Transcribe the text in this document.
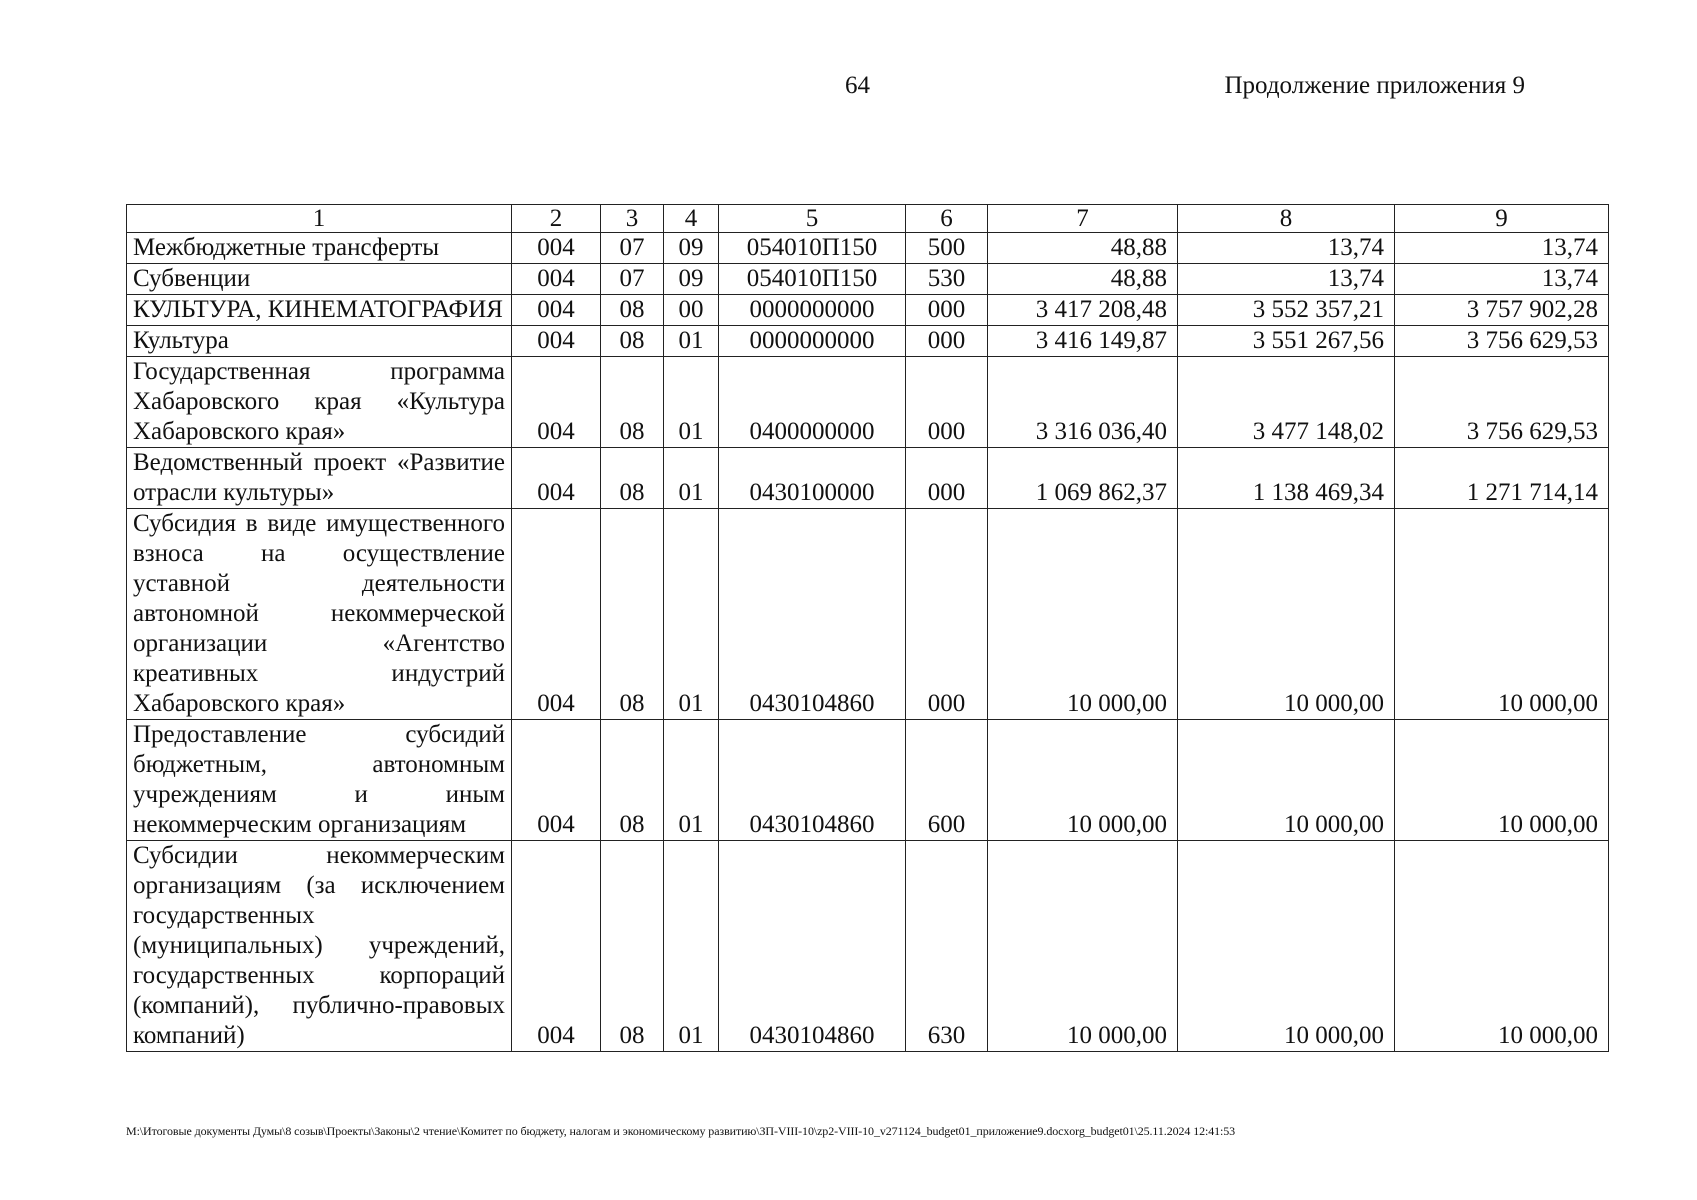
64	Продолжение приложения 9
1	2	3	4	5	6	7	8	9
Межбюджетные трансферты	004	07	09	054010П150	500	48,88	13,74	13,74
Субвенции	004	07	09	054010П150	530	48,88	13,74	13,74
КУЛЬТУРА, КИНЕМАТОГРАФИЯ	004	08	00	0000000000	000	3 417 208,48	3 552 357,21	3 757 902,28
Культура	004	08	01	0000000000	000	3 416 149,87	3 551 267,56	3 756 629,53
Государственная программа Хабаровского края «Культура Хабаровского края»	004	08	01	0400000000	000	3 316 036,40	3 477 148,02	3 756 629,53
Ведомственный проект «Развитие отрасли культуры»	004	08	01	0430100000	000	1 069 862,37	1 138 469,34	1 271 714,14
Субсидия в виде имущественного взноса на осуществление уставной деятельности автономной некоммерческой организации «Агентство креативных индустрий Хабаровского края»	004	08	01	0430104860	000	10 000,00	10 000,00	10 000,00
Предоставление субсидий бюджетным, автономным учреждениям и иным некоммерческим организациям	004	08	01	0430104860	600	10 000,00	10 000,00	10 000,00
Субсидии некоммерческим организациям (за исключением государственных (муниципальных) учреждений, государственных корпораций (компаний), публично-правовых компаний)	004	08	01	0430104860	630	10 000,00	10 000,00	10 000,00
М:\Итоговые документы Думы\8 созыв\Проекты\Законы\2 чтение\Комитет по бюджету, налогам и экономическому развитию\ЗП-VIII-10\zp2-VIII-10_v271124_budget01_приложение9.docxorg_budget01\25.11.2024 12:41:53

▬▬▬▬▬▬

WRITTEN EXERCISE - Every entry above needs to be retyped exactly; drop the pictures.

ANSWER IN FULL -
Transcribe the text in this document.
64	Продолжение приложения 9
1	2	3	4	5	6	7	8	9
Межбюджетные трансферты	004	07	09	054010П150	500	48,88	13,74	13,74
Субвенции	004	07	09	054010П150	530	48,88	13,74	13,74
КУЛЬТУРА, КИНЕМАТОГРАФИЯ	004	08	00	0000000000	000	3 417 208,48	3 552 357,21	3 757 902,28
Культура	004	08	01	0000000000	000	3 416 149,87	3 551 267,56	3 756 629,53
Государственная программа Хабаровского края «Культура Хабаровского края»	004	08	01	0400000000	000	3 316 036,40	3 477 148,02	3 756 629,53
Ведомственный проект «Развитие отрасли культуры»	004	08	01	0430100000	000	1 069 862,37	1 138 469,34	1 271 714,14
Субсидия в виде имущественного взноса на осуществление уставной деятельности автономной некоммерческой организации «Агентство креативных индустрий Хабаровского края»	004	08	01	0430104860	000	10 000,00	10 000,00	10 000,00
Предоставление субсидий бюджетным, автономным учреждениям и иным некоммерческим организациям	004	08	01	0430104860	600	10 000,00	10 000,00	10 000,00
Субсидии некоммерческим организациям (за исключением государственных (муниципальных) учреждений, государственных корпораций (компаний), публично-правовых компаний)	004	08	01	0430104860	630	10 000,00	10 000,00	10 000,00
М:\Итоговые документы Думы\8 созыв\Проекты\Законы\2 чтение\Комитет по бюджету, налогам и экономическому развитию\ЗП-VIII-10\zp2-VIII-10_v271124_budget01_приложение9.docxorg_budget01\25.11.2024 12:41:53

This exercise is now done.